**GIVEN INSTRUCTION**
Output an exact reproduction of the data.

(Extracted data entries)
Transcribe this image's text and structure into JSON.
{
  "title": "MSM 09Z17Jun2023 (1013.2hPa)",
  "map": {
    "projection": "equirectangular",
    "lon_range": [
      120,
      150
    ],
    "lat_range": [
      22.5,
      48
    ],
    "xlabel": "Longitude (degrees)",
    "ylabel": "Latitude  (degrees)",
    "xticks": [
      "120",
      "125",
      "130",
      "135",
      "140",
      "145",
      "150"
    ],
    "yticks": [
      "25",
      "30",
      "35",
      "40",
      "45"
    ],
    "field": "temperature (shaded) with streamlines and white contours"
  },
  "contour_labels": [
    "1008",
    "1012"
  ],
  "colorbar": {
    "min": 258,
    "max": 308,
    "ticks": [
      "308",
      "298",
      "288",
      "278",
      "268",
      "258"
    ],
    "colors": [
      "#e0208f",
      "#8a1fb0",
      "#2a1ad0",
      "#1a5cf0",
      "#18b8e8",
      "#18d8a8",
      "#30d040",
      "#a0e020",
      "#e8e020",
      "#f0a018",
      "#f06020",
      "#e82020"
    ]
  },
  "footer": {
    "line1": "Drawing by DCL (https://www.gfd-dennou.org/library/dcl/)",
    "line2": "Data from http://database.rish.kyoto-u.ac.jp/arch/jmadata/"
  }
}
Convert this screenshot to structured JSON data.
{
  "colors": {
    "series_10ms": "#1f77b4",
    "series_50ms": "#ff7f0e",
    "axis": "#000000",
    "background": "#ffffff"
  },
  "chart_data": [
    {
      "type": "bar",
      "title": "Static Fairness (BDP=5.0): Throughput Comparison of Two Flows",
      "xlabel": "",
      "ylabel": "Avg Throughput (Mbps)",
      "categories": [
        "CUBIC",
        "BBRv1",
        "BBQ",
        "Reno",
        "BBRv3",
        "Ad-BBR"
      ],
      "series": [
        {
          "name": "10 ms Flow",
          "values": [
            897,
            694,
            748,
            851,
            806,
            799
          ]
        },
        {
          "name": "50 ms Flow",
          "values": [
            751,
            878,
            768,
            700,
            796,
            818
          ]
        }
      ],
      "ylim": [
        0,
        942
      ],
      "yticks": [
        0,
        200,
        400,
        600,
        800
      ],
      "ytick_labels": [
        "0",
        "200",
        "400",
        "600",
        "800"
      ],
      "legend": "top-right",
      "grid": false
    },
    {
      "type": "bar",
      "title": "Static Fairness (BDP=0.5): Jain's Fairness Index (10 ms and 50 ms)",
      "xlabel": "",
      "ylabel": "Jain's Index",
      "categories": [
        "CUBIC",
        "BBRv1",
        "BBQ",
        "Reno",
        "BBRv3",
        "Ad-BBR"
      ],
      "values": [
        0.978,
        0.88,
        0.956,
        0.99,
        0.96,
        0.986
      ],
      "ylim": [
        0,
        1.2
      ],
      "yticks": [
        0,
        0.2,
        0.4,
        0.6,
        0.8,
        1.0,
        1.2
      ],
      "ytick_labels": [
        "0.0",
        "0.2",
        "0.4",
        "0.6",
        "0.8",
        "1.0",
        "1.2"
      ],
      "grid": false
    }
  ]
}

**COMPLETED TASK**
Transcribe this image's text and structure into JSON.
{
  "title": "MSM 09Z17Jun2023 (1013.2hPa)",
  "map": {
    "projection": "equirectangular",
    "lon_range": [
      120,
      150
    ],
    "lat_range": [
      22.5,
      48
    ],
    "xlabel": "Longitude (degrees)",
    "ylabel": "Latitude  (degrees)",
    "xticks": [
      "120",
      "125",
      "130",
      "135",
      "140",
      "145",
      "150"
    ],
    "yticks": [
      "25",
      "30",
      "35",
      "40",
      "45"
    ],
    "field": "temperature (shaded) with streamlines and white contours"
  },
  "contour_labels": [
    "1008",
    "1012"
  ],
  "colorbar": {
    "min": 258,
    "max": 308,
    "ticks": [
      "308",
      "298",
      "288",
      "278",
      "268",
      "258"
    ],
    "colors": [
      "#e0208f",
      "#8a1fb0",
      "#2a1ad0",
      "#1a5cf0",
      "#18b8e8",
      "#18d8a8",
      "#30d040",
      "#a0e020",
      "#e8e020",
      "#f0a018",
      "#f06020",
      "#e82020"
    ]
  },
  "footer": {
    "line1": "Drawing by DCL (https://www.gfd-dennou.org/library/dcl/)",
    "line2": "Data from http://database.rish.kyoto-u.ac.jp/arch/jmadata/"
  }
}
Convert this screenshot to structured JSON data.
{
  "colors": {
    "series_10ms": "#1f77b4",
    "series_50ms": "#ff7f0e",
    "axis": "#000000",
    "background": "#ffffff"
  },
  "chart_data": [
    {
      "type": "bar",
      "title": "Static Fairness (BDP=5.0): Throughput Comparison of Two Flows",
      "xlabel": "",
      "ylabel": "Avg Throughput (Mbps)",
      "categories": [
        "CUBIC",
        "BBRv1",
        "BBQ",
        "Reno",
        "BBRv3",
        "Ad-BBR"
      ],
      "series": [
        {
          "name": "10 ms Flow",
          "values": [
            897,
            694,
            748,
            851,
            806,
            799
          ]
        },
        {
          "name": "50 ms Flow",
          "values": [
            751,
            878,
            768,
            700,
            796,
            818
          ]
        }
      ],
      "ylim": [
        0,
        942
      ],
      "yticks": [
        0,
        200,
        400,
        600,
        800
      ],
      "ytick_labels": [
        "0",
        "200",
        "400",
        "600",
        "800"
      ],
      "legend": "top-right",
      "grid": false
    },
    {
      "type": "bar",
      "title": "Static Fairness (BDP=0.5): Jain's Fairness Index (10 ms and 50 ms)",
      "xlabel": "",
      "ylabel": "Jain's Index",
      "categories": [
        "CUBIC",
        "BBRv1",
        "BBQ",
        "Reno",
        "BBRv3",
        "Ad-BBR"
      ],
      "values": [
        0.978,
        0.88,
        0.956,
        0.99,
        0.96,
        0.986
      ],
      "ylim": [
        0,
        1.2
      ],
      "yticks": [
        0,
        0.2,
        0.4,
        0.6,
        0.8,
        1.0,
        1.2
      ],
      "ytick_labels": [
        "0.0",
        "0.2",
        "0.4",
        "0.6",
        "0.8",
        "1.0",
        "1.2"
      ],
      "grid": false
    }
  ]
}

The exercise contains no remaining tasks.